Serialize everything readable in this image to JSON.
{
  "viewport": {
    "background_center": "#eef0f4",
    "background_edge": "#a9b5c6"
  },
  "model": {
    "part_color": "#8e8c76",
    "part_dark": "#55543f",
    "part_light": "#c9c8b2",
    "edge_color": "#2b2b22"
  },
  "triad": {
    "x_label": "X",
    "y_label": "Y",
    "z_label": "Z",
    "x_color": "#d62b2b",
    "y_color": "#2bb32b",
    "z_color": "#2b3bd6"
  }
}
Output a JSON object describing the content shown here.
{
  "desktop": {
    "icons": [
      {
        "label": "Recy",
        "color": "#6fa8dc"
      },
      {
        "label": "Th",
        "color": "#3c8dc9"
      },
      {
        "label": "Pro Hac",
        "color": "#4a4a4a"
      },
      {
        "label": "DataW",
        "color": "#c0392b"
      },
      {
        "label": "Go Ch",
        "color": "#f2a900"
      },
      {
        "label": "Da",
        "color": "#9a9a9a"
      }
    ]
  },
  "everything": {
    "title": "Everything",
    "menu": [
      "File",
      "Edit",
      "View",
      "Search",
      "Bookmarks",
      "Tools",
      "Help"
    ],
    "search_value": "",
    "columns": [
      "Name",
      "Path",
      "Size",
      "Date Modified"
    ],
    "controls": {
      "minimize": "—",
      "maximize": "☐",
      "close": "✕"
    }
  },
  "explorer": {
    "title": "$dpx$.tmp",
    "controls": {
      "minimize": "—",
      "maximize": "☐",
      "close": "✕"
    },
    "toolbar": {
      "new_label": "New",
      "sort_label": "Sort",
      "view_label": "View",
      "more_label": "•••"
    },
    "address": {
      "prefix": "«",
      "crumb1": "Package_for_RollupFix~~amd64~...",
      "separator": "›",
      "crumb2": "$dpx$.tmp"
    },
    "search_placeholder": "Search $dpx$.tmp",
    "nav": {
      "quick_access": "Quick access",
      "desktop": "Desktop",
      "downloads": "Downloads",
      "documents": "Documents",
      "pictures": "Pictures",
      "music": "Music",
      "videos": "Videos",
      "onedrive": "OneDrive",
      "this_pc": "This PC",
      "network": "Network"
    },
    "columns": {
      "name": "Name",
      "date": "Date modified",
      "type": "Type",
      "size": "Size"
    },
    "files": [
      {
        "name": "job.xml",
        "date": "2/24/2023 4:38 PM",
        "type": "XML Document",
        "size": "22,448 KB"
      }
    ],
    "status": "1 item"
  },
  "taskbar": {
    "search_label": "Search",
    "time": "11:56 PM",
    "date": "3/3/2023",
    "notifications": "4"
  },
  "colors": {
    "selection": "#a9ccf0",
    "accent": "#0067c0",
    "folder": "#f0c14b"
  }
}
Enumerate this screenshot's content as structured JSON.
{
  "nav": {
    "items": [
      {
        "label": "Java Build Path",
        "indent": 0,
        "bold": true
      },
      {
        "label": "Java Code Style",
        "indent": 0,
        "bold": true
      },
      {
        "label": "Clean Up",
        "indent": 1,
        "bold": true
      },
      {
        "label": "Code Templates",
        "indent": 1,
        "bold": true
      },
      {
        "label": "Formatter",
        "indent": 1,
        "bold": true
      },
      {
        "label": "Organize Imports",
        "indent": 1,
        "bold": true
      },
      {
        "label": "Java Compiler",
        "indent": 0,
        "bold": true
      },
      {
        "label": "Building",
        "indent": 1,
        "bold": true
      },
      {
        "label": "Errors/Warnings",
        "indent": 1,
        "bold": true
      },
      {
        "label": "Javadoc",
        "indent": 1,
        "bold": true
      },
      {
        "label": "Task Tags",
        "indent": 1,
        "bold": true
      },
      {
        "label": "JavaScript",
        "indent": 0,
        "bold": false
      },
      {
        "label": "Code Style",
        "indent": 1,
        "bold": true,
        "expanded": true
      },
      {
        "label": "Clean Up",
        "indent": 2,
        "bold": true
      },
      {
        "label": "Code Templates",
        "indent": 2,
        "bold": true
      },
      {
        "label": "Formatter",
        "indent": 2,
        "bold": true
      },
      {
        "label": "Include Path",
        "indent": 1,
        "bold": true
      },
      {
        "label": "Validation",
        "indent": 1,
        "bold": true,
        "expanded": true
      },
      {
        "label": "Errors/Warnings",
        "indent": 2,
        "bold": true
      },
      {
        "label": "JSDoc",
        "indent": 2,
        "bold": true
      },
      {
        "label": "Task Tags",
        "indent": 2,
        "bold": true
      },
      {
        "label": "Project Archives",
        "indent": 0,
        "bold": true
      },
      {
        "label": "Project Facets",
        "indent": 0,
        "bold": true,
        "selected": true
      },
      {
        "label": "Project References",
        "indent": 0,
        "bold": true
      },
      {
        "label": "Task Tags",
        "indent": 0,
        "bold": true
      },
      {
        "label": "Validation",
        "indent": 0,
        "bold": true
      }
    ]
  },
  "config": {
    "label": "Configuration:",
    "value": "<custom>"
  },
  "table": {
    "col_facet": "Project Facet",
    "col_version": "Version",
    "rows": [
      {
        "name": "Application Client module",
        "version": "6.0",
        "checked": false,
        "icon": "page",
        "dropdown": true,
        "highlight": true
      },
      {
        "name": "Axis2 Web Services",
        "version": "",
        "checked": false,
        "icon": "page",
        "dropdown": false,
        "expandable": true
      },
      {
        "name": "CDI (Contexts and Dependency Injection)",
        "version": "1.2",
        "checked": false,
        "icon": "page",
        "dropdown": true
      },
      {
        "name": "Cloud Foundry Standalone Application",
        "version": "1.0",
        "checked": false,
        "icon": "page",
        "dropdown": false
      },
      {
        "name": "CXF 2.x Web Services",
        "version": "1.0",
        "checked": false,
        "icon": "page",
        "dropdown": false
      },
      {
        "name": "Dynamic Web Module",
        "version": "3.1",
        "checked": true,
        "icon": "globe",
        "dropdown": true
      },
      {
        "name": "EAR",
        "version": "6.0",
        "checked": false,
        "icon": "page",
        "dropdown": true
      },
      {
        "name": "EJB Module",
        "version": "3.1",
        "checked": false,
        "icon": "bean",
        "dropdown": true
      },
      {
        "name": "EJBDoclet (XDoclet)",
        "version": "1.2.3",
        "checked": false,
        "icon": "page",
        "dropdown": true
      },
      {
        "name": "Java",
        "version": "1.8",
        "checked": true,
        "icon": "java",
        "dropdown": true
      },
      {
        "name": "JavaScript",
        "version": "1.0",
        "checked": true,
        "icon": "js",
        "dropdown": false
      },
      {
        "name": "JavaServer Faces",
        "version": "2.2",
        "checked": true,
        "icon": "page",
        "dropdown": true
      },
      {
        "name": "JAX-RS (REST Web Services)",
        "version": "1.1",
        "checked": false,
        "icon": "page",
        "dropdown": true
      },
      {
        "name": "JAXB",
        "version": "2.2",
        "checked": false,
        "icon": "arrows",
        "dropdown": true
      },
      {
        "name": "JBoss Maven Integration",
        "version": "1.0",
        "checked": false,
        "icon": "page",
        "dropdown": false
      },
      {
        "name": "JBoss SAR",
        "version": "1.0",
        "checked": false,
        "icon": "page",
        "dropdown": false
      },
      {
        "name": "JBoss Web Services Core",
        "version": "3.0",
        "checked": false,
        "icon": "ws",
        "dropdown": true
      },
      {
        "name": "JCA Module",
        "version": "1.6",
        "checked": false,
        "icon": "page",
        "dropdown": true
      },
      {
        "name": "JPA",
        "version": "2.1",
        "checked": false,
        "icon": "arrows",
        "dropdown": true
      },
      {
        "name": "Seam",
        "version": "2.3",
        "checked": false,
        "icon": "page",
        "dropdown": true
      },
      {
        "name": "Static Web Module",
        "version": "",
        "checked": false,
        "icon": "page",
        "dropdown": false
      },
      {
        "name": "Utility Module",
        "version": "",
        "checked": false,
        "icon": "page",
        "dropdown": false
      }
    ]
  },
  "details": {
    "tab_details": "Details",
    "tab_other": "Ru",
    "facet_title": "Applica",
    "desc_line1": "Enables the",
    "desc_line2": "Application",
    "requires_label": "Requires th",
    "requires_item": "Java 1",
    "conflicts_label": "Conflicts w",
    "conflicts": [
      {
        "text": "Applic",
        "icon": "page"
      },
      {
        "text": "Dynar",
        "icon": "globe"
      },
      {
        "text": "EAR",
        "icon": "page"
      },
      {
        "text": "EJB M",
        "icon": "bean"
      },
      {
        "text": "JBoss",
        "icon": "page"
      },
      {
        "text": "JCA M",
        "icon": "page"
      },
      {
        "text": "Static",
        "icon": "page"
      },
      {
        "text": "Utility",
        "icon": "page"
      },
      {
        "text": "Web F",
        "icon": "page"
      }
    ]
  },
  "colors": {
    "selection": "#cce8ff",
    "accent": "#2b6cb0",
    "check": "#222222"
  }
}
+-------+
§ WHAT IS EXPECTED:
Count the lines of these entries that hold the string "selection", and give only that number.

§ ANSWER:
2